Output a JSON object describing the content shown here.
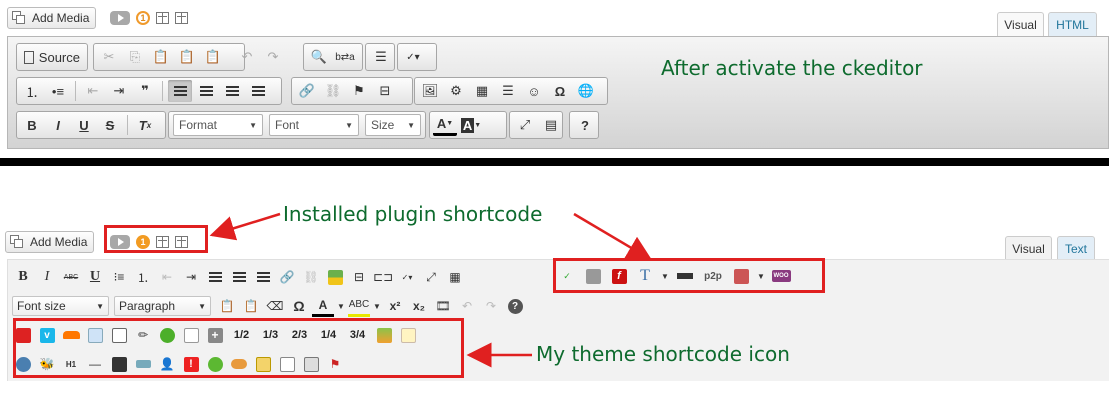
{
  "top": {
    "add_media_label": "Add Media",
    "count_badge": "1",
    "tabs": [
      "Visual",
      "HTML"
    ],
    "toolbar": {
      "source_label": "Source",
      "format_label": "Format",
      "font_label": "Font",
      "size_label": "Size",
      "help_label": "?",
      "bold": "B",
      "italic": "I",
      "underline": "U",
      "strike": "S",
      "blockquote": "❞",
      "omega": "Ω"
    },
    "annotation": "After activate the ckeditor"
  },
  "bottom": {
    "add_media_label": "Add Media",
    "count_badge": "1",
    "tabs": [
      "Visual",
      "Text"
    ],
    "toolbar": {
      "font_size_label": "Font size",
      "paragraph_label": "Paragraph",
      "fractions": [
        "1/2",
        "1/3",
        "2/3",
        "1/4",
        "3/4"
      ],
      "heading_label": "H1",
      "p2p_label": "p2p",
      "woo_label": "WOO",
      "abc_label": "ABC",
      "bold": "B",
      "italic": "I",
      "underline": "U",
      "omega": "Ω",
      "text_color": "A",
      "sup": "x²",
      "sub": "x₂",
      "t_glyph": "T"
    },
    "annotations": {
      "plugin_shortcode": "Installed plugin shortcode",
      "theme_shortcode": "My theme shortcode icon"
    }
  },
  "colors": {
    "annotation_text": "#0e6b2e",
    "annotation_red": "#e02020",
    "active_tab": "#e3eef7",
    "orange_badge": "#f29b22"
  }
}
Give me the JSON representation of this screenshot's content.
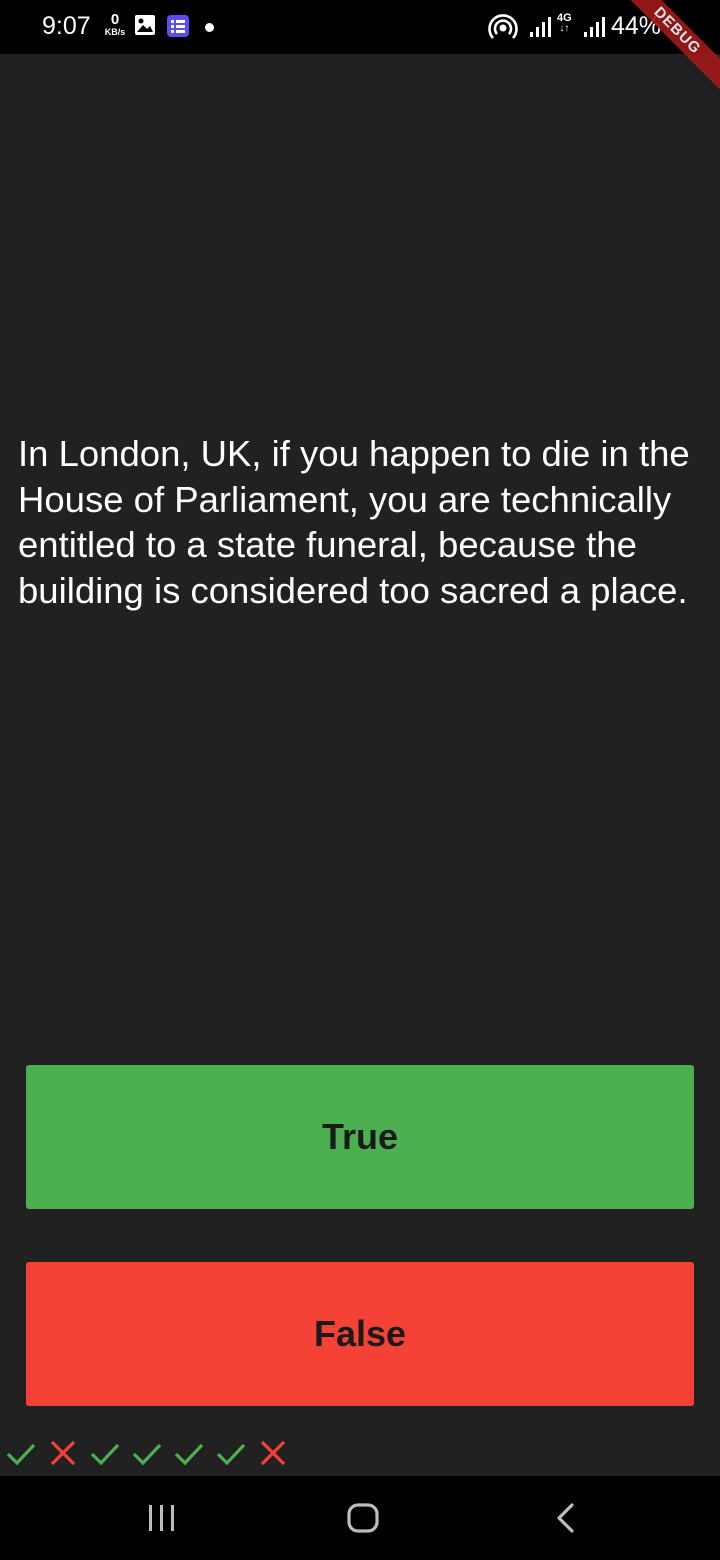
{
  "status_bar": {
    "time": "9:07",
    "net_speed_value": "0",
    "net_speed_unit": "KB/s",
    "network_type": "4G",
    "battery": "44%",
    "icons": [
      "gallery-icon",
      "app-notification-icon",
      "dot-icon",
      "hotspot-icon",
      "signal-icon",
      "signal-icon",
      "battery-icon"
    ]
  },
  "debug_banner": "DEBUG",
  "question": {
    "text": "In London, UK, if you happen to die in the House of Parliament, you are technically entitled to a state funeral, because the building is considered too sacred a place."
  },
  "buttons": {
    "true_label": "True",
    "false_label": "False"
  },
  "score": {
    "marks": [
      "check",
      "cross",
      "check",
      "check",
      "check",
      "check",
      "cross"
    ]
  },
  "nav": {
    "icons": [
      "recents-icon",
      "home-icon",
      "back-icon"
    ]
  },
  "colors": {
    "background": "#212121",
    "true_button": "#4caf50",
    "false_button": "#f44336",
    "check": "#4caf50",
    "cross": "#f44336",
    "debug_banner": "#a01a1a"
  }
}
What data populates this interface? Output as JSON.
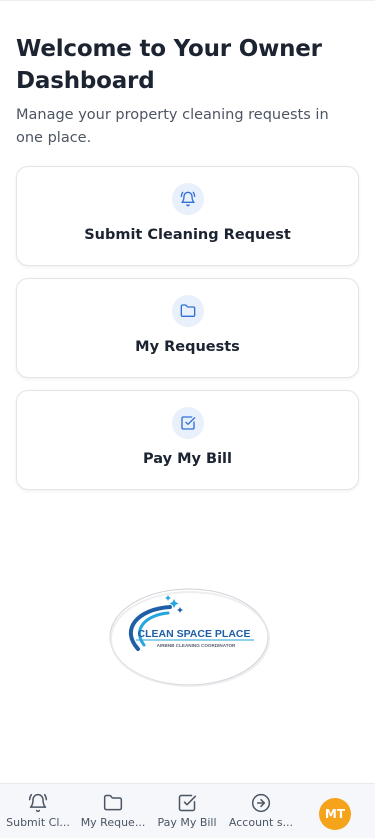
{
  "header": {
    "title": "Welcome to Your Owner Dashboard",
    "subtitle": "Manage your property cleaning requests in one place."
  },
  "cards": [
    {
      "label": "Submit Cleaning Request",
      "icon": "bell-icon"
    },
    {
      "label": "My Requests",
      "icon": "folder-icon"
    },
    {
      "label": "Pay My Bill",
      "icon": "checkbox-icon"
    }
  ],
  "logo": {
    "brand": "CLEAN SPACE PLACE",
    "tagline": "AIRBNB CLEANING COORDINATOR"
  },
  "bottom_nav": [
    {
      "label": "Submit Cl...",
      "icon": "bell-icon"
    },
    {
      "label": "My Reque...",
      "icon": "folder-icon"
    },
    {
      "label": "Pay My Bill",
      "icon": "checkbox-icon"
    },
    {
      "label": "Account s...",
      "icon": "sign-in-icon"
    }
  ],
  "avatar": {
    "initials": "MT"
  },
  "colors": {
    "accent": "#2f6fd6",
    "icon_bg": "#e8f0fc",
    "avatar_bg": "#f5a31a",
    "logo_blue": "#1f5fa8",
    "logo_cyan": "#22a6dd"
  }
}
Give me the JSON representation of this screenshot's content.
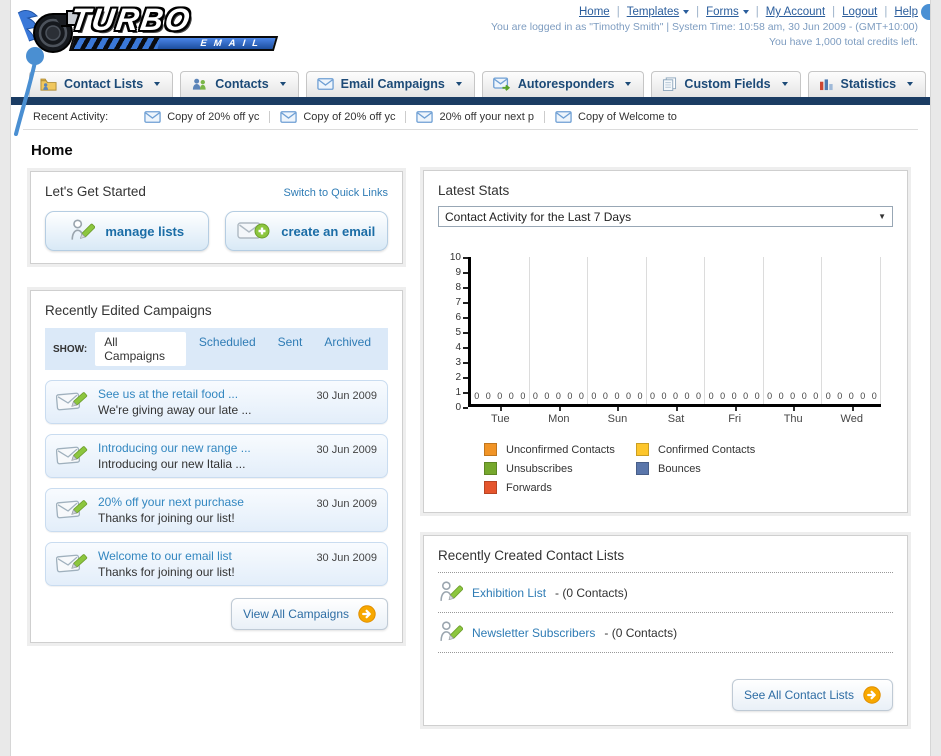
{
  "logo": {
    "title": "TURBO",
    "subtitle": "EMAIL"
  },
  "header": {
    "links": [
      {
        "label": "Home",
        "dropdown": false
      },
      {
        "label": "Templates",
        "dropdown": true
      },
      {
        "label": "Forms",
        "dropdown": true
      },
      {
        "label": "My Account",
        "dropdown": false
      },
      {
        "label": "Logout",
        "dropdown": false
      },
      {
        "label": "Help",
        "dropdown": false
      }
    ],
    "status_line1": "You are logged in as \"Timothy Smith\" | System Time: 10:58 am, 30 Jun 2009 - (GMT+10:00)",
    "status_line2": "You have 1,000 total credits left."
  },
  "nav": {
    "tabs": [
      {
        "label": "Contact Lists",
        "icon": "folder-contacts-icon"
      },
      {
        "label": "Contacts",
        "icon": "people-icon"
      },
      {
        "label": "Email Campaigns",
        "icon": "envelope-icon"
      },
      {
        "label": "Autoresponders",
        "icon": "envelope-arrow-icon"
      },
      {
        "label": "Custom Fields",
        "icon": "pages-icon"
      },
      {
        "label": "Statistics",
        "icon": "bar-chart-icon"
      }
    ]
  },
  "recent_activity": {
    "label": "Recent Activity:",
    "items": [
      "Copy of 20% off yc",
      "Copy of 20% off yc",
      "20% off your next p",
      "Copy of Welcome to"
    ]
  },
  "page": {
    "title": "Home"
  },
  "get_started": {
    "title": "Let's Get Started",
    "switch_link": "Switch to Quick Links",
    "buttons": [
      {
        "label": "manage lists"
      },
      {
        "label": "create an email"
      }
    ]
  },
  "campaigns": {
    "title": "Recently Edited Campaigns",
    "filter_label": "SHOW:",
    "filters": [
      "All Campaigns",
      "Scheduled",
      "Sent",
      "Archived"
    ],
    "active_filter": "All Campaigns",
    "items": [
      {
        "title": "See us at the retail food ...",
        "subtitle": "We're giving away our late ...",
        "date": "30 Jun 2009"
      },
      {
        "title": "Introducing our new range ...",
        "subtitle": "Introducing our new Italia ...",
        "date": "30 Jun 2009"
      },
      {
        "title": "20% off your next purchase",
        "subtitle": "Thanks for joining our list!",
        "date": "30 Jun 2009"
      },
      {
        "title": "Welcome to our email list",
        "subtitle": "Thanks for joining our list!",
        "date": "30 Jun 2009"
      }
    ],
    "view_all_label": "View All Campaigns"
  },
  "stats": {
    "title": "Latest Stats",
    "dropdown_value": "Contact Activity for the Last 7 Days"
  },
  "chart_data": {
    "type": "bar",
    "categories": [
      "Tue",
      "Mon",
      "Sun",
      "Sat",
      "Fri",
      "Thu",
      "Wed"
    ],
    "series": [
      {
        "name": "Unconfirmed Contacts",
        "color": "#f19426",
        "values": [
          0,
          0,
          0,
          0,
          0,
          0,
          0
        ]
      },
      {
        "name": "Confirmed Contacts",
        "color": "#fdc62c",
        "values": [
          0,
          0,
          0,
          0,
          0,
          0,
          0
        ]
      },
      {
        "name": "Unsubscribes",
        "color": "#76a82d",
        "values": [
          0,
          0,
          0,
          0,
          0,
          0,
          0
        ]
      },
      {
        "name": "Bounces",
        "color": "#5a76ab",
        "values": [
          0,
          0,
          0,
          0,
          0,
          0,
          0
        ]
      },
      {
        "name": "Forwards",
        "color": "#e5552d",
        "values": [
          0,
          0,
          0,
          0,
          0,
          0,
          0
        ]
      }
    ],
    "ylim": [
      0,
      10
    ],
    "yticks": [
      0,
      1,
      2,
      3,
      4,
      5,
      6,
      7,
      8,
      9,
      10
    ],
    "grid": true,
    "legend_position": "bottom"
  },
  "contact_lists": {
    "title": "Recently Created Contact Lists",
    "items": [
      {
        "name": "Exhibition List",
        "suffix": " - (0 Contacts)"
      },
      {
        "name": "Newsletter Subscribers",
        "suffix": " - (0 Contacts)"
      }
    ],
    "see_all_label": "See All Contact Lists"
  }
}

····················

_Work instructions:_
Among the entries above, how many lines hold the string "Introducing"? Give the number by itself.

_Task response:_
2